» Requirements
For the entries that follow, state how many lines include the word "name", giving the number and nothing else.

» Provided entries

* * *

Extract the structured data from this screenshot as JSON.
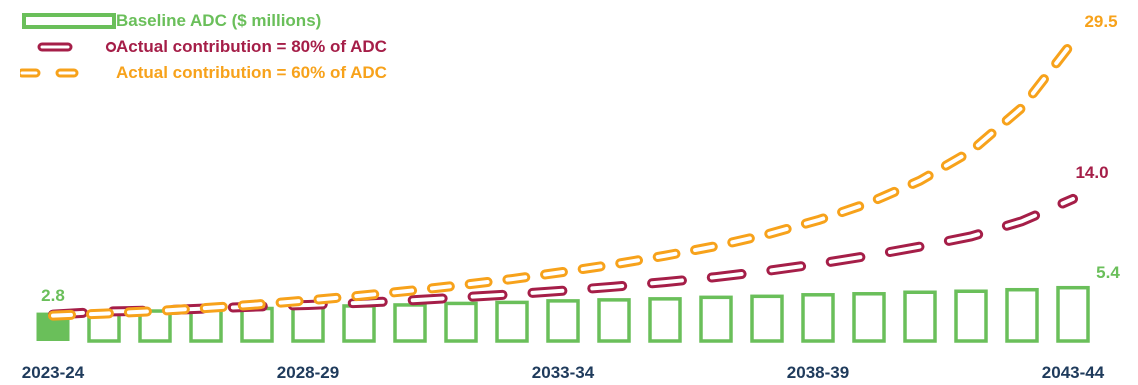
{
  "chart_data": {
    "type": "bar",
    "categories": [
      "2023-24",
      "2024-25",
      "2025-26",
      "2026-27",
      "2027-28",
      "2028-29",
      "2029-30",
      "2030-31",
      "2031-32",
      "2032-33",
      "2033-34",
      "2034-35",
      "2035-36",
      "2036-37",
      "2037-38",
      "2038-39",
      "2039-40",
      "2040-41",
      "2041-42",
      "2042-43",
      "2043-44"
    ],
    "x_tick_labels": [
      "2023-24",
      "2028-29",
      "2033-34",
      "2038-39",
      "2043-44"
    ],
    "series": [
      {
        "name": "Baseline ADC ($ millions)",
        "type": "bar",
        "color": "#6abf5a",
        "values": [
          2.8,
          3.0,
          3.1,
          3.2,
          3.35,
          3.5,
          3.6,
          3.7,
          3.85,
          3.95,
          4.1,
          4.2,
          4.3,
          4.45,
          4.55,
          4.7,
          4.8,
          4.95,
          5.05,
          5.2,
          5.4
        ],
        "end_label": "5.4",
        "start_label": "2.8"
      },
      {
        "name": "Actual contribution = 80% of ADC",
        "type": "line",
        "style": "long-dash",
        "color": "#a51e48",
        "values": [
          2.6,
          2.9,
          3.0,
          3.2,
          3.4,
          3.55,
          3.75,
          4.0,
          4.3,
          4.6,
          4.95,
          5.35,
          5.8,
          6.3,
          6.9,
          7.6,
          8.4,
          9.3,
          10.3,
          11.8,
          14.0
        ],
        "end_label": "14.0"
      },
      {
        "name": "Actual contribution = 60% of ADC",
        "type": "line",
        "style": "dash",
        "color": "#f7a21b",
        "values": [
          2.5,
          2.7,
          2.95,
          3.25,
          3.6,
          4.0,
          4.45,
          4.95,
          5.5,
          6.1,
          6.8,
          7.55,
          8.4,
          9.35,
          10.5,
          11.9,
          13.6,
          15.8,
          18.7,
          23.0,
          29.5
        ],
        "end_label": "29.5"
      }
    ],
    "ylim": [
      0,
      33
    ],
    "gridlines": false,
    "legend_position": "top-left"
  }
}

* * *

» Response
3